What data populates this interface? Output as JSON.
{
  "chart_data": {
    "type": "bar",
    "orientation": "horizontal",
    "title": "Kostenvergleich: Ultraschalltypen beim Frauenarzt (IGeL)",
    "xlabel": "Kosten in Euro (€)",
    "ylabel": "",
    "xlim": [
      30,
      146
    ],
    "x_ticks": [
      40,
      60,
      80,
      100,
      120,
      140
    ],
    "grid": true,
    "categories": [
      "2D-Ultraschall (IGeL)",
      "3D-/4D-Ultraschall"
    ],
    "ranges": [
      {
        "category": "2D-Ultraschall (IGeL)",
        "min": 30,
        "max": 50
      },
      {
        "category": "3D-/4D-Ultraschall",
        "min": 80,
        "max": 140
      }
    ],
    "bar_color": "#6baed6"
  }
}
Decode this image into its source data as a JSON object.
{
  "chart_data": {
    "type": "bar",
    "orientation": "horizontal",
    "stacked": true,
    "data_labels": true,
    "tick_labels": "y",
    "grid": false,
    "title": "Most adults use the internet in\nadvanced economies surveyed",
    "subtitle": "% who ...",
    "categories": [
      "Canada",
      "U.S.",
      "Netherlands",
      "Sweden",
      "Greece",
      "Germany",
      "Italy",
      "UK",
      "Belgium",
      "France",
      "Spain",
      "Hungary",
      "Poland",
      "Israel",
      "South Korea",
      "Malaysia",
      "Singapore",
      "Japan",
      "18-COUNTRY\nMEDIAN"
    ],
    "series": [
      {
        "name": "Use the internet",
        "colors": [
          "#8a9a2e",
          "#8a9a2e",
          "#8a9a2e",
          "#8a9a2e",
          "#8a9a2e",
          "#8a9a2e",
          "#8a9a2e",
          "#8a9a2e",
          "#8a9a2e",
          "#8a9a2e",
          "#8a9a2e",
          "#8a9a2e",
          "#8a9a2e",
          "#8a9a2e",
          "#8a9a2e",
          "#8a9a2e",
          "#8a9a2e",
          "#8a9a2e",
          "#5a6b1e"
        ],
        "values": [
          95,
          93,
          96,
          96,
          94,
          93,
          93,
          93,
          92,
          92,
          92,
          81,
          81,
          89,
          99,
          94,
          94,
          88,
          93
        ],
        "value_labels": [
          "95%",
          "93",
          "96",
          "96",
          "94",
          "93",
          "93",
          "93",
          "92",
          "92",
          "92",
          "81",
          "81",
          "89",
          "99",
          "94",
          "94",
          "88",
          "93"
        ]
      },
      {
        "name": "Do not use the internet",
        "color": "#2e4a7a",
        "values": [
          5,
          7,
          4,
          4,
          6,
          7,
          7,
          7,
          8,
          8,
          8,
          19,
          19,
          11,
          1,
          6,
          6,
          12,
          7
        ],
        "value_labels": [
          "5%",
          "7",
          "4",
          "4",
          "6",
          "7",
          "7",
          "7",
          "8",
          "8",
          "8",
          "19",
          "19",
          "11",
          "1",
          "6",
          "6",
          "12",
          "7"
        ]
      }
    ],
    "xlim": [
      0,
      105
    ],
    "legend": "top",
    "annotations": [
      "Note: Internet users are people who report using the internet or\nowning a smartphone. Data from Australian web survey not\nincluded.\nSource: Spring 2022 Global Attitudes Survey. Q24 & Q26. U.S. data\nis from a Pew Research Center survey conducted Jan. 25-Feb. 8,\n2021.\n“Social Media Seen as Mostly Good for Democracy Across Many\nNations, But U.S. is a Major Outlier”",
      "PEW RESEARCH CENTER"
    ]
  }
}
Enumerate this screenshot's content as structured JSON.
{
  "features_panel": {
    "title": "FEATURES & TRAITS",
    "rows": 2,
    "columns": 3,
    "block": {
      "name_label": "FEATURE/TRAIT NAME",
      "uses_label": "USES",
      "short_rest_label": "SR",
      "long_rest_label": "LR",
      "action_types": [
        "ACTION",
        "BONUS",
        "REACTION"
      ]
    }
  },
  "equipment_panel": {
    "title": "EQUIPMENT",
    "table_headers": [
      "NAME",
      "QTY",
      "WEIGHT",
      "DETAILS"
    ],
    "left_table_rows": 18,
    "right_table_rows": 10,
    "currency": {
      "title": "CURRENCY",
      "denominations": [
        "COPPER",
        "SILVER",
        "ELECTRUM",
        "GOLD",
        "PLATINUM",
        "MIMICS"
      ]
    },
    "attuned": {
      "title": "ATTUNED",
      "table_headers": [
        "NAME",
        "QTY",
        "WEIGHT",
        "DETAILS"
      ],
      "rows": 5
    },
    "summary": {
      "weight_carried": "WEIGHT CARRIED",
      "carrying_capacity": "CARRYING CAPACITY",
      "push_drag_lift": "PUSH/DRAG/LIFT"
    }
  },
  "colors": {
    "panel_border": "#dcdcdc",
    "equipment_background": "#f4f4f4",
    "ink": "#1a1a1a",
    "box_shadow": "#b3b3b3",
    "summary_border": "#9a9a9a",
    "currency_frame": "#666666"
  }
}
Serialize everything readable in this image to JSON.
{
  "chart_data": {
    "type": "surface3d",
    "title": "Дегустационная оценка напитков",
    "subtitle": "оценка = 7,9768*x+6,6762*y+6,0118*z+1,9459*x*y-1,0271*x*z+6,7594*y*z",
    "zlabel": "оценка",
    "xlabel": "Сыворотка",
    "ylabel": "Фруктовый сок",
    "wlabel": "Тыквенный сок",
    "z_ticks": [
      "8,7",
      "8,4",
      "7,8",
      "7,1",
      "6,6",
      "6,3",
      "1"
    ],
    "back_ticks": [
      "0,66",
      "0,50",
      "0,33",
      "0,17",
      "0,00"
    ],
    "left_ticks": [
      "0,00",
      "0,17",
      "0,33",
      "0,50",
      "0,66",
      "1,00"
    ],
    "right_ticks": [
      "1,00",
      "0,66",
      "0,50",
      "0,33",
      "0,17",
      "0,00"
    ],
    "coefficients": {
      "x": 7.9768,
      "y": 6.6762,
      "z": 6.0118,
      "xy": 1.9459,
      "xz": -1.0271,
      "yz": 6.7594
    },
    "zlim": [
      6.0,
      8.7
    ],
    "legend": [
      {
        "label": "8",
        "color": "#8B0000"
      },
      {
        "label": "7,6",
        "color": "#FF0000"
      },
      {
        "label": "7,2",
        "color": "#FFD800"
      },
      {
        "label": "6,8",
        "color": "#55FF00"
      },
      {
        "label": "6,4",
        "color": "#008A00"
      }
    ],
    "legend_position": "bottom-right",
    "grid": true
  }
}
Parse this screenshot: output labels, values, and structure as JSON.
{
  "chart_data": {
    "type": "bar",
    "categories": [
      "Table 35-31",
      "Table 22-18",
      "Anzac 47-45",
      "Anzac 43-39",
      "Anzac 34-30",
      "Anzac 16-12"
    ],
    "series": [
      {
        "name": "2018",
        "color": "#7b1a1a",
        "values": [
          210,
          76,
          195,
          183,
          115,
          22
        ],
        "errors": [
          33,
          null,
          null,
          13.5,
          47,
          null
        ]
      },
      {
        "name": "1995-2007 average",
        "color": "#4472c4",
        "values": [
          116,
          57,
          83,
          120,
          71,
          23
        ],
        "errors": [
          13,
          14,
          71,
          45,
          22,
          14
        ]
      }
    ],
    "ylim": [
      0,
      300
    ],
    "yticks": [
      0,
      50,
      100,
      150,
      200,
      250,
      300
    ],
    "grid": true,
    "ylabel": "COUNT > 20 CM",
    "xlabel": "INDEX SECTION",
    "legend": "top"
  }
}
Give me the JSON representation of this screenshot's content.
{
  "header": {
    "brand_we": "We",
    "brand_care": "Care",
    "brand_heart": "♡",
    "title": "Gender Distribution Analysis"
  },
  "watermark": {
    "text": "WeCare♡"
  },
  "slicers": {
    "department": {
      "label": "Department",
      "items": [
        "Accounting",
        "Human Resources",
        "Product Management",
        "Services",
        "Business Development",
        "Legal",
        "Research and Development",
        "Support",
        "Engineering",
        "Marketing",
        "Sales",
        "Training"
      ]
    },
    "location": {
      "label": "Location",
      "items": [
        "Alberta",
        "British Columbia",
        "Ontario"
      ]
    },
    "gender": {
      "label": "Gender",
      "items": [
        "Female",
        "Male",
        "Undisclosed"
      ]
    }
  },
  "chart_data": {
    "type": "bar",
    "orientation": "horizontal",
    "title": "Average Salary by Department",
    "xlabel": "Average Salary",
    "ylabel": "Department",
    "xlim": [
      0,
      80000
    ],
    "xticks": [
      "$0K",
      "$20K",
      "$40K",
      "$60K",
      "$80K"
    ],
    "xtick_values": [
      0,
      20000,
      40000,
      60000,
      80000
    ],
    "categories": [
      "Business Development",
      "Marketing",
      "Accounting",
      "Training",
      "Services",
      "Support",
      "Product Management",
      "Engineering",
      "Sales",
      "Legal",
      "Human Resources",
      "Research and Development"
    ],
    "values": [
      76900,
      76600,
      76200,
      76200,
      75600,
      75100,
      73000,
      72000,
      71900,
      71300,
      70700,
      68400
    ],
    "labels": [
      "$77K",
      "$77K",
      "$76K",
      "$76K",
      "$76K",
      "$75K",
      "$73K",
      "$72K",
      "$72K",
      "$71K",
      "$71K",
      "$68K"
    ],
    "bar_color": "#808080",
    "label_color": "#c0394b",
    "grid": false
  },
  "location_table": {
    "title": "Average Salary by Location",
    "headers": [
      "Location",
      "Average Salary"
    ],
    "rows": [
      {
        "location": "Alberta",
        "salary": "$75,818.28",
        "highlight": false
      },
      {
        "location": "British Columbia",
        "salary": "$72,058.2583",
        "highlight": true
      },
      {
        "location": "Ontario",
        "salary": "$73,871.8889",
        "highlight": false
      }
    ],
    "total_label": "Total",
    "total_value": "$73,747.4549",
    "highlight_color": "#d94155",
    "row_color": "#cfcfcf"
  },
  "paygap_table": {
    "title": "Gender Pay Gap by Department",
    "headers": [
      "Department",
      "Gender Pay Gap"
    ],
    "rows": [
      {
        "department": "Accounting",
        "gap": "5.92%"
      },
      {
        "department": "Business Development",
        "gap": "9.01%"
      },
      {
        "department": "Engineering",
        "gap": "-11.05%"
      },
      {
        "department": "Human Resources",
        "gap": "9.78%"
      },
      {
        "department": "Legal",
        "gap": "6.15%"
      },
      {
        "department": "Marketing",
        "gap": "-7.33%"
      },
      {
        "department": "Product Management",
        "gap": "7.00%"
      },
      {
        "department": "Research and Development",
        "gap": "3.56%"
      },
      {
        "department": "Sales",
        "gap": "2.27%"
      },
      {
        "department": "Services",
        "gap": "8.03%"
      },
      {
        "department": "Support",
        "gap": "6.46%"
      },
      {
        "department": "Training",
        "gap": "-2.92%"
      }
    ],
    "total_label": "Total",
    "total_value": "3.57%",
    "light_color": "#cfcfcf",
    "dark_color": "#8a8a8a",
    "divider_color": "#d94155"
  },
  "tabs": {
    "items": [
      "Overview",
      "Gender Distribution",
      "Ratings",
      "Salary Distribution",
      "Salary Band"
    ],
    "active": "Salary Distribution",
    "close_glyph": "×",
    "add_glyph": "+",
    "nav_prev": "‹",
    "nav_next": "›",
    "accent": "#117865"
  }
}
__________
Task to carry out:
How many lines of the listing above include the word "Product"? State the number and nothing else.

Answer to this problem:
3